→ **Short task**
Make an exact copy of the entries below with the pictures removed.

→ **Data provided**
══════════════════════════════
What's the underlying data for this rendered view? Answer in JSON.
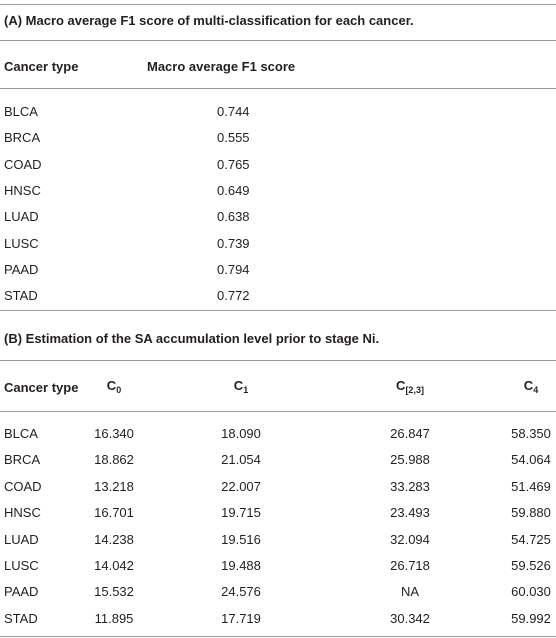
{
  "table_a": {
    "title": "(A) Macro average F1 score of multi-classification for each cancer.",
    "header": [
      "Cancer type",
      "Macro average F1 score"
    ],
    "rows": [
      [
        "BLCA",
        "0.744"
      ],
      [
        "BRCA",
        "0.555"
      ],
      [
        "COAD",
        "0.765"
      ],
      [
        "HNSC",
        "0.649"
      ],
      [
        "LUAD",
        "0.638"
      ],
      [
        "LUSC",
        "0.739"
      ],
      [
        "PAAD",
        "0.794"
      ],
      [
        "STAD",
        "0.772"
      ]
    ]
  },
  "table_b": {
    "title": "(B) Estimation of the SA accumulation level prior to stage Ni.",
    "header": [
      {
        "text": "Cancer type"
      },
      {
        "text": "C",
        "sub": "0"
      },
      {
        "text": "C",
        "sub": "1"
      },
      {
        "text": "C",
        "sub": "[2,3]"
      },
      {
        "text": "C",
        "sub": "4"
      }
    ],
    "rows": [
      [
        "BLCA",
        "16.340",
        "18.090",
        "26.847",
        "58.350"
      ],
      [
        "BRCA",
        "18.862",
        "21.054",
        "25.988",
        "54.064"
      ],
      [
        "COAD",
        "13.218",
        "22.007",
        "33.283",
        "51.469"
      ],
      [
        "HNSC",
        "16.701",
        "19.715",
        "23.493",
        "59.880"
      ],
      [
        "LUAD",
        "14.238",
        "19.516",
        "32.094",
        "54.725"
      ],
      [
        "LUSC",
        "14.042",
        "19.488",
        "26.718",
        "59.526"
      ],
      [
        "PAAD",
        "15.532",
        "24.576",
        "NA",
        "60.030"
      ],
      [
        "STAD",
        "11.895",
        "17.719",
        "30.342",
        "59.992"
      ]
    ]
  }
}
══════════════════════════════
→ **Result for this task**
What's the underlying data for this rendered view? Answer in JSON.
{
  "table_a": {
    "title": "(A) Macro average F1 score of multi-classification for each cancer.",
    "header": [
      "Cancer type",
      "Macro average F1 score"
    ],
    "rows": [
      [
        "BLCA",
        "0.744"
      ],
      [
        "BRCA",
        "0.555"
      ],
      [
        "COAD",
        "0.765"
      ],
      [
        "HNSC",
        "0.649"
      ],
      [
        "LUAD",
        "0.638"
      ],
      [
        "LUSC",
        "0.739"
      ],
      [
        "PAAD",
        "0.794"
      ],
      [
        "STAD",
        "0.772"
      ]
    ]
  },
  "table_b": {
    "title": "(B) Estimation of the SA accumulation level prior to stage Ni.",
    "header": [
      {
        "text": "Cancer type"
      },
      {
        "text": "C",
        "sub": "0"
      },
      {
        "text": "C",
        "sub": "1"
      },
      {
        "text": "C",
        "sub": "[2,3]"
      },
      {
        "text": "C",
        "sub": "4"
      }
    ],
    "rows": [
      [
        "BLCA",
        "16.340",
        "18.090",
        "26.847",
        "58.350"
      ],
      [
        "BRCA",
        "18.862",
        "21.054",
        "25.988",
        "54.064"
      ],
      [
        "COAD",
        "13.218",
        "22.007",
        "33.283",
        "51.469"
      ],
      [
        "HNSC",
        "16.701",
        "19.715",
        "23.493",
        "59.880"
      ],
      [
        "LUAD",
        "14.238",
        "19.516",
        "32.094",
        "54.725"
      ],
      [
        "LUSC",
        "14.042",
        "19.488",
        "26.718",
        "59.526"
      ],
      [
        "PAAD",
        "15.532",
        "24.576",
        "NA",
        "60.030"
      ],
      [
        "STAD",
        "11.895",
        "17.719",
        "30.342",
        "59.992"
      ]
    ]
  }
}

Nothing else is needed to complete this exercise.